▸ **GOAL**: Please write out the material that follows, exactly as it stands.

====== DATASET EXCERPTS

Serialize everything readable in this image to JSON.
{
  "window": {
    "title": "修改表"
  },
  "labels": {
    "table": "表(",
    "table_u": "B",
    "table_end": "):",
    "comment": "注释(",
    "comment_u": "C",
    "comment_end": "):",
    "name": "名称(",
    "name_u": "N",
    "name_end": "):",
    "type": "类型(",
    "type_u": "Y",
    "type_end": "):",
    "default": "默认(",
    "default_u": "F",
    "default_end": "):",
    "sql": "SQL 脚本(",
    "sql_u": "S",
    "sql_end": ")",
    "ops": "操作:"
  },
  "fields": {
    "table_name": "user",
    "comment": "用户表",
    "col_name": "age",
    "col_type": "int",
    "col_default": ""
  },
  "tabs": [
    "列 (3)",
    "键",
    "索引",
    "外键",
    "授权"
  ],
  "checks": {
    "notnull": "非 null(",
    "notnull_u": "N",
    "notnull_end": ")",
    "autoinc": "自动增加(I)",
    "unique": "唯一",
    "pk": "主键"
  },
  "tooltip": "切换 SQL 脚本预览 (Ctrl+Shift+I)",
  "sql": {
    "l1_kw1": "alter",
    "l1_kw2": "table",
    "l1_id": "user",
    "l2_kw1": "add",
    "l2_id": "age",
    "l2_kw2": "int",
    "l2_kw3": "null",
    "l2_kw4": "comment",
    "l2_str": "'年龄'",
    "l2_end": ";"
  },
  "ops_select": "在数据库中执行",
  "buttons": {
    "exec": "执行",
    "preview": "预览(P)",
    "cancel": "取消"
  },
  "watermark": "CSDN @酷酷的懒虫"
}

============

▸ **CORRECT RESULT**:
Serialize everything readable in this image to JSON.
{
  "window": {
    "title": "修改表"
  },
  "labels": {
    "table": "表(",
    "table_u": "B",
    "table_end": "):",
    "comment": "注释(",
    "comment_u": "C",
    "comment_end": "):",
    "name": "名称(",
    "name_u": "N",
    "name_end": "):",
    "type": "类型(",
    "type_u": "Y",
    "type_end": "):",
    "default": "默认(",
    "default_u": "F",
    "default_end": "):",
    "sql": "SQL 脚本(",
    "sql_u": "S",
    "sql_end": ")",
    "ops": "操作:"
  },
  "fields": {
    "table_name": "user",
    "comment": "用户表",
    "col_name": "age",
    "col_type": "int",
    "col_default": ""
  },
  "tabs": [
    "列 (3)",
    "键",
    "索引",
    "外键",
    "授权"
  ],
  "checks": {
    "notnull": "非 null(",
    "notnull_u": "N",
    "notnull_end": ")",
    "autoinc": "自动增加(I)",
    "unique": "唯一",
    "pk": "主键"
  },
  "tooltip": "切换 SQL 脚本预览 (Ctrl+Shift+I)",
  "sql": {
    "l1_kw1": "alter",
    "l1_kw2": "table",
    "l1_id": "user",
    "l2_kw1": "add",
    "l2_id": "age",
    "l2_kw2": "int",
    "l2_kw3": "null",
    "l2_kw4": "comment",
    "l2_str": "'年龄'",
    "l2_end": ";"
  },
  "ops_select": "在数据库中执行",
  "buttons": {
    "exec": "执行",
    "preview": "预览(P)",
    "cancel": "取消"
  },
  "watermark": "CSDN @酷酷的懒虫"
}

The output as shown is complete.